Paper AS+SS-ThA10
Microstructural and Chemical Mapping of Discharged Hybrid CF_x–SVO Cathodes from Primary Li Batteries

Thursday, October 22, 2015, 5:20 pm, Room 212D

Primary lithium batteries with hybrid carbon monofluoride–silver vanadium oxide (CFx–SVO) cathodes have become widely commercialized as power sources in implantable medical devices. Although CFx and SVO have been used separately as cathode materials, CFx–SVO hybrid cathodes have been developed to meet the increased energy-density, power, and longevity requirements specific to multiyear operation at physiological temperature. However, the microstructural basis for the performance characteristics has not been well understood, including chemical changes in the cathode materials as they discharge. This work presents a microstructural study of discharged cathode materials, aimed at identifying chemical and structural characteristics that can be related to the observed battery-performance characteristics. As a result, the relationships established can be used to improve the performance of future medical device technologies. Scanning electron microscopy with energy dispersive spectroscopy, X-ray photoelectron spectroscopy, and X-ray diffraction were used to probe the cathodes chemistry and structure. Although a single analytical method cannot give a full picture of the cathode chemistry and microstructure, the combination of these complementary techniques makes it possible to develop a clearer picture of the structural and chemical changes that occur within the cathode as the battery discharges. The discharged cathodes of SVO, CFx, and SVO-CFx hybrid are compared, which demonstrates that the relatively gradual transformation of SVO that occurs in SVO-only cathodes is accelerated in the hybrid cathodes. Several trends will be shown including: (1) SVO loses its crystalline structure and silver content (replaced by lithium) with discharge; (2) CFx converts into carbon and LiF with discharge; (3) and the hybrid cathodes show steady conversion of CFx, accelerated conversion of SVO (as soon as 5% depth of dischage), and the beginning of LiF formation (as early as 10% depth of discharge).

+ + + +

Problem requirements. Condense the paragraph of the cathode abstract that begins "Primary lithium batteries with hybrid" into a short bulleted list that keeps its main facts.

Provided information.
+ + + +

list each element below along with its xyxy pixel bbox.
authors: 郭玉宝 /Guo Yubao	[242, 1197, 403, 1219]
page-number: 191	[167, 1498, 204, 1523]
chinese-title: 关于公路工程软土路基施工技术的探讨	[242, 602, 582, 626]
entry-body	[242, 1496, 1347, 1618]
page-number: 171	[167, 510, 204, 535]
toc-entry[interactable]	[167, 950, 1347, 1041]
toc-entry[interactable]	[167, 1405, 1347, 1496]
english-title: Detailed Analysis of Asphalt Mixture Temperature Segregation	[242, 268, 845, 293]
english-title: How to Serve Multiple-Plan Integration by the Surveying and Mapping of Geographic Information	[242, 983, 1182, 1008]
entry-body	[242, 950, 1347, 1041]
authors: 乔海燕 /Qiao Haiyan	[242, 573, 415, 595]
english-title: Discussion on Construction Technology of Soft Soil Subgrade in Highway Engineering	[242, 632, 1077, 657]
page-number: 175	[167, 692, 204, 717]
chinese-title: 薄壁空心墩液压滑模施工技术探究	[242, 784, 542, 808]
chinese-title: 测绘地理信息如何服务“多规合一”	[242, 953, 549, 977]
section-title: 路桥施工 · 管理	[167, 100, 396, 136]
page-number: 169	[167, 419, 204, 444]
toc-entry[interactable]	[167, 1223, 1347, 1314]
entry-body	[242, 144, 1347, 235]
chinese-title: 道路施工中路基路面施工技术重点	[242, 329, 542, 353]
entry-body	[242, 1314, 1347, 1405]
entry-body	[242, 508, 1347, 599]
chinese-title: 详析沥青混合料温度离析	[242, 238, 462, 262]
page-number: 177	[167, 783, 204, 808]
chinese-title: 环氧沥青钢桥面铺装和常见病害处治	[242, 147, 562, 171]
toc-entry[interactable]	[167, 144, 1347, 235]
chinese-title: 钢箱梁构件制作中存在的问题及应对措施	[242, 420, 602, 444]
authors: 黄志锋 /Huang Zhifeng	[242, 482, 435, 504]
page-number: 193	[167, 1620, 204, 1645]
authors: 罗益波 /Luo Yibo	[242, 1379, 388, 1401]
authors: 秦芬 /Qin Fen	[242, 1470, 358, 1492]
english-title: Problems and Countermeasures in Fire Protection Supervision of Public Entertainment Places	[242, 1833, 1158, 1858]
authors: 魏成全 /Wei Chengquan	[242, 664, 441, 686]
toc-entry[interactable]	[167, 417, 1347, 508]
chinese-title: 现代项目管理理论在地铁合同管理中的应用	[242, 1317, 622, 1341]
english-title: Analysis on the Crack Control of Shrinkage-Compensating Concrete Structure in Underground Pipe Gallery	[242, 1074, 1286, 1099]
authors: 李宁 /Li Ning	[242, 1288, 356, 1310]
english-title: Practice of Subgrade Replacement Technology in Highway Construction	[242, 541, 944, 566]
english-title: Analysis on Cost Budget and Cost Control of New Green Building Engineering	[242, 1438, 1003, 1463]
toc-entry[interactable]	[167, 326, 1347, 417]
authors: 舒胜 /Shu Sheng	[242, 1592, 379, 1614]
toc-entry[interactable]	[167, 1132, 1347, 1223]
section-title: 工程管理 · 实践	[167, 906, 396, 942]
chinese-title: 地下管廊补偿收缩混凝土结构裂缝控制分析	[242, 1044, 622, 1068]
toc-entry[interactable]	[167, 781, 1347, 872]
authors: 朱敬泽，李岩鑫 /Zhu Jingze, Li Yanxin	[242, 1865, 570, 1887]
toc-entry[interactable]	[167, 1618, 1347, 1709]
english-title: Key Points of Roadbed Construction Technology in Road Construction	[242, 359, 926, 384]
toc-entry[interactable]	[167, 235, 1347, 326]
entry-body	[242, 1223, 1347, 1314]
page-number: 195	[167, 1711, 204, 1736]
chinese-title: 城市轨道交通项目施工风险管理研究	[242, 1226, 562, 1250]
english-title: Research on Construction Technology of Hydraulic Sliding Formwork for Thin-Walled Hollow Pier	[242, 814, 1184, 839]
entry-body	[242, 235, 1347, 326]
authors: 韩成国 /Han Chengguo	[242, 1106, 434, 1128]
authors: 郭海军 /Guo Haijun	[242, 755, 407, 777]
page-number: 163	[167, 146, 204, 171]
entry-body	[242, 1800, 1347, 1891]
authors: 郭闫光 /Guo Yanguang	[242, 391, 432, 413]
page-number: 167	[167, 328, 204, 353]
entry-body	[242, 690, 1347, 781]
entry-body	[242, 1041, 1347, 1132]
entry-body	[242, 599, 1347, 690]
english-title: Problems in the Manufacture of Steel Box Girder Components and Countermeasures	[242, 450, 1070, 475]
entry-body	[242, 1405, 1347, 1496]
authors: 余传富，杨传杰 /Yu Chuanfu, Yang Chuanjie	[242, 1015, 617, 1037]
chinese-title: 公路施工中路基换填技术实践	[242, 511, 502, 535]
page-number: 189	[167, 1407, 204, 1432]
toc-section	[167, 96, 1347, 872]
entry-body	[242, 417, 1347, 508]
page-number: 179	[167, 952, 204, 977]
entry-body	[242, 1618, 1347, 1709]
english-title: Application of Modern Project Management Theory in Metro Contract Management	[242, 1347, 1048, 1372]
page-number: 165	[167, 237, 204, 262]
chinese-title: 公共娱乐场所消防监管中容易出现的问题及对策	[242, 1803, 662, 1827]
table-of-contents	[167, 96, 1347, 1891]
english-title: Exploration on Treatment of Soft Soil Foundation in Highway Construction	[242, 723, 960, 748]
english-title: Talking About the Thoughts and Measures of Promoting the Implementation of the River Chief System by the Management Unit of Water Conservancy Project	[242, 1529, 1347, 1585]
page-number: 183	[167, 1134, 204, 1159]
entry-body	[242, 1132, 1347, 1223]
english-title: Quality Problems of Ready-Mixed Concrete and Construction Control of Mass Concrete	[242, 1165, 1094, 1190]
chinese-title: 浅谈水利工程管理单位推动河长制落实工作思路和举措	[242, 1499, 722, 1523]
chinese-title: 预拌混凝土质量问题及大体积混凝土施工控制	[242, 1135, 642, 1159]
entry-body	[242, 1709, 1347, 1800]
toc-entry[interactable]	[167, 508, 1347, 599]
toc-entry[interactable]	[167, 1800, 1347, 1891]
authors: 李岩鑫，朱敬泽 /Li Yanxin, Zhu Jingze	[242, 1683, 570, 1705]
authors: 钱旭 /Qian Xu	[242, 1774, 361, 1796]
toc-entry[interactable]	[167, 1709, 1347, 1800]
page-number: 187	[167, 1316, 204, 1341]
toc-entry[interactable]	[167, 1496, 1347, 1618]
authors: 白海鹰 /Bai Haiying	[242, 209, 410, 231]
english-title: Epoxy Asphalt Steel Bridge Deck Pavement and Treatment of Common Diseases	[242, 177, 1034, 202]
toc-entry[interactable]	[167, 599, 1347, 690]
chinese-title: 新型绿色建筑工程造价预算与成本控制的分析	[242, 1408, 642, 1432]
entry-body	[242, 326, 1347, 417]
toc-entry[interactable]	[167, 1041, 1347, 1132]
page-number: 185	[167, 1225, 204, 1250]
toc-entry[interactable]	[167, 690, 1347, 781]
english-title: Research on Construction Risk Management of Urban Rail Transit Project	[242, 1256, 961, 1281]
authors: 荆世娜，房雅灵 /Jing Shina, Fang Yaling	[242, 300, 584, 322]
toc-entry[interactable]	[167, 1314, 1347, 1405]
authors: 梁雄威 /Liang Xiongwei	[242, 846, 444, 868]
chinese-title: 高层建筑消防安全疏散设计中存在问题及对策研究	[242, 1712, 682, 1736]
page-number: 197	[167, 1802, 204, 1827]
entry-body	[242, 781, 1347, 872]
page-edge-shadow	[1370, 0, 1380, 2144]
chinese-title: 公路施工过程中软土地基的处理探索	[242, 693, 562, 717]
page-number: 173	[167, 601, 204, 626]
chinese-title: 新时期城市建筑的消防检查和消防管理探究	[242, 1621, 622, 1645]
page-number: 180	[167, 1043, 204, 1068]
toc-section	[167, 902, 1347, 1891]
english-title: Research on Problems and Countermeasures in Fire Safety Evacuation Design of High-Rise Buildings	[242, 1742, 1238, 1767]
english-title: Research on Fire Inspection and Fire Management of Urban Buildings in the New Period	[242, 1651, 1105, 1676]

+ + + +

Your solution.
- Primary lithium batteries with hybrid CFx–SVO cathodes are widely used to power implantable medical devices.
- The hybrid was developed to meet higher energy-density, power and longevity needs for years of use at body temperature.
- The microstructural reasons for its performance, including chemical changes during discharge, have not been well understood.
- This study examines discharged cathode materials to link their chemistry and structure to battery performance and to help improve future medical devices.
- Methods: scanning electron microscopy with energy dispersive spectroscopy, X-ray photoelectron spectroscopy, and X-ray diffraction. Used together, they give a clearer picture than any single method.
- SVO-only, CFx-only and hybrid cathodes are compared. The gradual change of SVO seen in SVO-only cathodes is faster in the hybrid.
- Trends:
  1. SVO loses its crystalline structure and its silver, which is replaced by lithium, as it discharges.
  2. CFx turns into carbon and LiF as it discharges.
  3. Hybrid cathodes show steady CFx conversion, faster SVO conversion starting by 5% depth of discharge, and LiF forming as early as 10% depth of discharge.